* THE REQUEST: For the copy, please give all of the data again exactly and leave the pictures out.

* GIVEN DATA:
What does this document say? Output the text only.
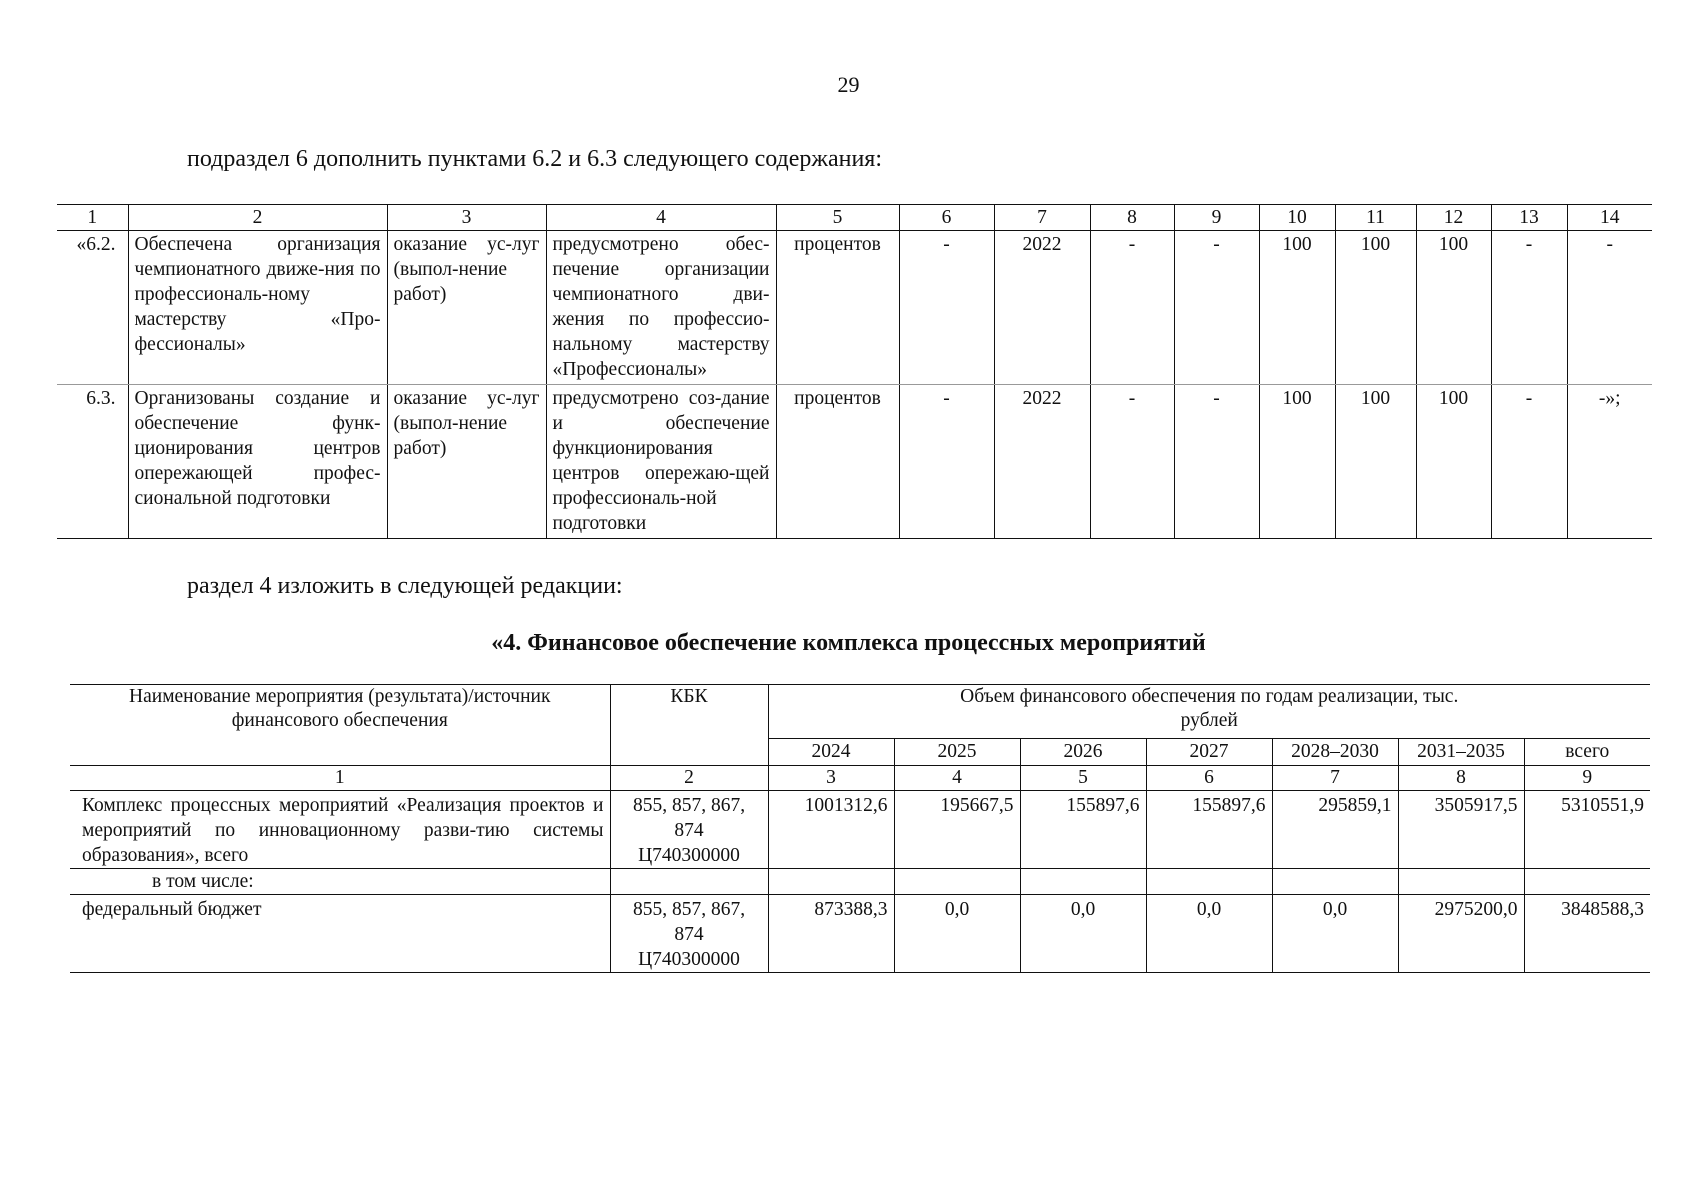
29
подраздел 6 дополнить пунктами 6.2 и 6.3 следующего содержания:
1	2	3	4	5	6	7	8	9	10	11	12	13	14
«6.2.	Обеспечена организация чемпионатного движе-ния по профессиональ-ному мастерству «Про-фессионалы»	оказание ус-луг (выпол-нение работ)	предусмотрено обес-печение организации чемпионатного дви-жения по профессио-нальному мастерству «Профессионалы»	процентов	-	2022	-	-	100	100	100	-	-
6.3.	Организованы создание и обеспечение функ-ционирования центров опережающей профес-сиональной подготовки	оказание ус-луг (выпол-нение работ)	предусмотрено соз-дание и обеспечение функционирования центров опережаю-щей профессиональ-ной подготовки	процентов	-	2022	-	-	100	100	100	-	-»;
раздел 4 изложить в следующей редакции:
«4. Финансовое обеспечение комплекса процессных мероприятий
Наименование мероприятия (результата)/источник финансового обеспечения	КБК	Объем финансового обеспечения по годам реализации, тыс. рублей						
		2024	2025	2026	2027	2028–2030	2031–2035	всего
1	2	3	4	5	6	7	8	9
Комплекс процессных мероприятий «Реализация проектов и мероприятий по инновационному разви-тию системы образования», всего	855, 857, 867, 874 Ц740300000	1001312,6	195667,5	155897,6	155897,6	295859,1	3505917,5	5310551,9
в том числе:								
федеральный бюджет	855, 857, 867, 874 Ц740300000	873388,3	0,0	0,0	0,0	0,0	2975200,0	3848588,3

* FINISHED TASK:
What does this document say? Output the text only.
29
подраздел 6 дополнить пунктами 6.2 и 6.3 следующего содержания:
1	2	3	4	5	6	7	8	9	10	11	12	13	14
«6.2.	Обеспечена организация чемпионатного движе-ния по профессиональ-ному мастерству «Про-фессионалы»	оказание ус-луг (выпол-нение работ)	предусмотрено обес-печение организации чемпионатного дви-жения по профессио-нальному мастерству «Профессионалы»	процентов	-	2022	-	-	100	100	100	-	-
6.3.	Организованы создание и обеспечение функ-ционирования центров опережающей профес-сиональной подготовки	оказание ус-луг (выпол-нение работ)	предусмотрено соз-дание и обеспечение функционирования центров опережаю-щей профессиональ-ной подготовки	процентов	-	2022	-	-	100	100	100	-	-»;
раздел 4 изложить в следующей редакции:
«4. Финансовое обеспечение комплекса процессных мероприятий
Наименование мероприятия (результата)/источник финансового обеспечения	КБК	Объем финансового обеспечения по годам реализации, тыс. рублей						
		2024	2025	2026	2027	2028–2030	2031–2035	всего
1	2	3	4	5	6	7	8	9
Комплекс процессных мероприятий «Реализация проектов и мероприятий по инновационному разви-тию системы образования», всего	855, 857, 867, 874 Ц740300000	1001312,6	195667,5	155897,6	155897,6	295859,1	3505917,5	5310551,9
в том числе:								
федеральный бюджет	855, 857, 867, 874 Ц740300000	873388,3	0,0	0,0	0,0	0,0	2975200,0	3848588,3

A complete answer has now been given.